=== Problem to solve ===
Using the passage below on the poem's form and setting, answer each question on its own numbered line.
1. How many lines does each stanza contain, and what is their rhyme scheme?
2. In what year did William Tytler first report in print the tradition placing Christ's Kirk near Insch?
3. Who seconded Allan Ramsay's proposal of Leslie in Fife, and in what work?

=== Document segment ===
The stanzas are each of ten lines rhyming ABABABABCD. The first eight lines alternate iambic tetrameter with trimeter, the ninth is a two-syllable "bob", and the final line forms the refrain "At Christis Kirk on the green". Much alliteration is used, which, together with the recurring rhymes, gives the verse a headlong pace, while the bob line is useful in accentuating the humour. The combined effect is to make the poem well-suited to recitation or singing.

== Setting ==

Most modern commentators accept the tradition, first reported in print by William Tytler in 1783, that the Christ's Kirk of the poem is a ruined church in the parish of Leslie, near the village of Insch in Aberdeenshire. According to Tytler a fair was held by this church every May Day until the end of the 17th century. In 1715 Allan Ramsay proposed a different Leslie in Fife as the site of the poem, and was seconded by John Callander in his 1782 edition of the poem. However this identification is probably based simply on a confusion of place-names, and it is no longer believed to have any good evidence in its favour. James Sibbald identified Christ's Kirk with the church of St. Salvator's College, St. Andrews, but, as with his authorship theory, this idea has found no supporters.

[Page segmentation data]

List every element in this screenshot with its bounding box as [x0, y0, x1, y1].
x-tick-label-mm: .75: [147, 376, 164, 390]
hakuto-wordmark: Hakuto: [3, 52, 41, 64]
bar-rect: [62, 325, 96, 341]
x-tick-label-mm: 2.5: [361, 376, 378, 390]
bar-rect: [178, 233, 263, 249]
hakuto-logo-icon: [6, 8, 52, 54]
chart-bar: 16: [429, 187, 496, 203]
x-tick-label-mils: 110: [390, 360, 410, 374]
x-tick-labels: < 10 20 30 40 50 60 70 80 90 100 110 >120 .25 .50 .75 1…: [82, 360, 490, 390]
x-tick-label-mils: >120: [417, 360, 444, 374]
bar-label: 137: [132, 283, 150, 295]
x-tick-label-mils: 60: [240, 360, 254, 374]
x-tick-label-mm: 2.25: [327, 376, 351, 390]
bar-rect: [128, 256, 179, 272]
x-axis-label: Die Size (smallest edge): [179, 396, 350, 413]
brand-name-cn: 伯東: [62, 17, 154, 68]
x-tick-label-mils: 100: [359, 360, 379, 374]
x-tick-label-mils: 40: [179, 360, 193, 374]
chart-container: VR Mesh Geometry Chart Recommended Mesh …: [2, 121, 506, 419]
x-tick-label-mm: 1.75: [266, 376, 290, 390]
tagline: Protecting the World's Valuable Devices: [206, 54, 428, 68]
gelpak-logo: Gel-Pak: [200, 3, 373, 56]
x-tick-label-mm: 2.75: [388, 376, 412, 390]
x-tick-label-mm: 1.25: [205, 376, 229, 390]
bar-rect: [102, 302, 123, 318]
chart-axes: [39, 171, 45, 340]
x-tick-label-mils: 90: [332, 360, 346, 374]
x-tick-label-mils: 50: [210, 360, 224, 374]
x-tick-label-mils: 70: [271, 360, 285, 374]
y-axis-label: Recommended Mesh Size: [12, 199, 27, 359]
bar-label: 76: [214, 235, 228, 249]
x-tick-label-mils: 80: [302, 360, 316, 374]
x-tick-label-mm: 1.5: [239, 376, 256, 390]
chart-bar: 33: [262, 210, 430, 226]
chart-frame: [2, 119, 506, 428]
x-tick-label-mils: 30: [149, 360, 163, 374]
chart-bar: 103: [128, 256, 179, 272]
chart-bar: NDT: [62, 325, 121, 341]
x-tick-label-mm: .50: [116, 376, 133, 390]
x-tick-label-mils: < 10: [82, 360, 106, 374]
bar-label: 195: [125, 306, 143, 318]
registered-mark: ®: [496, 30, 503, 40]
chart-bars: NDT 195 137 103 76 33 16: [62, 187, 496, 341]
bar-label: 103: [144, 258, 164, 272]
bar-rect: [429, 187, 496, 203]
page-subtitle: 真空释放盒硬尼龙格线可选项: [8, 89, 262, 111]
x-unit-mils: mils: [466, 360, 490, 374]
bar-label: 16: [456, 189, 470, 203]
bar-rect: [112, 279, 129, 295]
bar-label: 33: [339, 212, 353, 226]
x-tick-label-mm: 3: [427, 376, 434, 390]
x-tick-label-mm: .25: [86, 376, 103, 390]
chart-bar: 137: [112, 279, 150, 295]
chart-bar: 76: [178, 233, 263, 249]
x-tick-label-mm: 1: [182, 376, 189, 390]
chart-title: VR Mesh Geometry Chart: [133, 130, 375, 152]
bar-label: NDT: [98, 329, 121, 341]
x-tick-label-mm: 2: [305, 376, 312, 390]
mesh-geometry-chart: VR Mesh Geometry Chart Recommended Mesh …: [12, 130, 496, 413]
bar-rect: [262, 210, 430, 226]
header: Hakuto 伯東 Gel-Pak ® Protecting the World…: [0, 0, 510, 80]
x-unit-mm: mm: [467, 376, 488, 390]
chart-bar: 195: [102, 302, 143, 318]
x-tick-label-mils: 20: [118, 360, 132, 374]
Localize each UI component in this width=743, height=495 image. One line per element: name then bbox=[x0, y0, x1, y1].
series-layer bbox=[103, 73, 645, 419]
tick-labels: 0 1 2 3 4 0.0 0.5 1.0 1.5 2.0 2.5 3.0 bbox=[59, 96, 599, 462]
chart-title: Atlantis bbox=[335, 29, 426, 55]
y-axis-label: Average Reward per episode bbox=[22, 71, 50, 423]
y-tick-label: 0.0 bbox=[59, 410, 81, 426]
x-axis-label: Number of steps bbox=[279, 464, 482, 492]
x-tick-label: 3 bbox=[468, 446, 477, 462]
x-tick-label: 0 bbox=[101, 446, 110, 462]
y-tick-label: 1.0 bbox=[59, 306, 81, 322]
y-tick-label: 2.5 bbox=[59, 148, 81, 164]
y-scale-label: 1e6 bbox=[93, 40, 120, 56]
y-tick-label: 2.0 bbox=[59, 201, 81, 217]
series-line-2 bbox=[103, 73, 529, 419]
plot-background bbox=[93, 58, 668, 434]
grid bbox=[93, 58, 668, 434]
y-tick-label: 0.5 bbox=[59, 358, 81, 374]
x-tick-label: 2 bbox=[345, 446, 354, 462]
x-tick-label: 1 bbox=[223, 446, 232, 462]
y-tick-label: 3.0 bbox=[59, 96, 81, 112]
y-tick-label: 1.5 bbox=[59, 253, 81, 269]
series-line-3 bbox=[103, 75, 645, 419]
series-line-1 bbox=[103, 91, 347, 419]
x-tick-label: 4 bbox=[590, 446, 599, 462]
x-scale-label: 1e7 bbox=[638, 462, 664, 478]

=== Exercise answer ===
1. Each stanza contains ten lines, rhyming ABABABABCD.
2. 1783.
3. John Callander seconded it in his 1782 edition of the poem.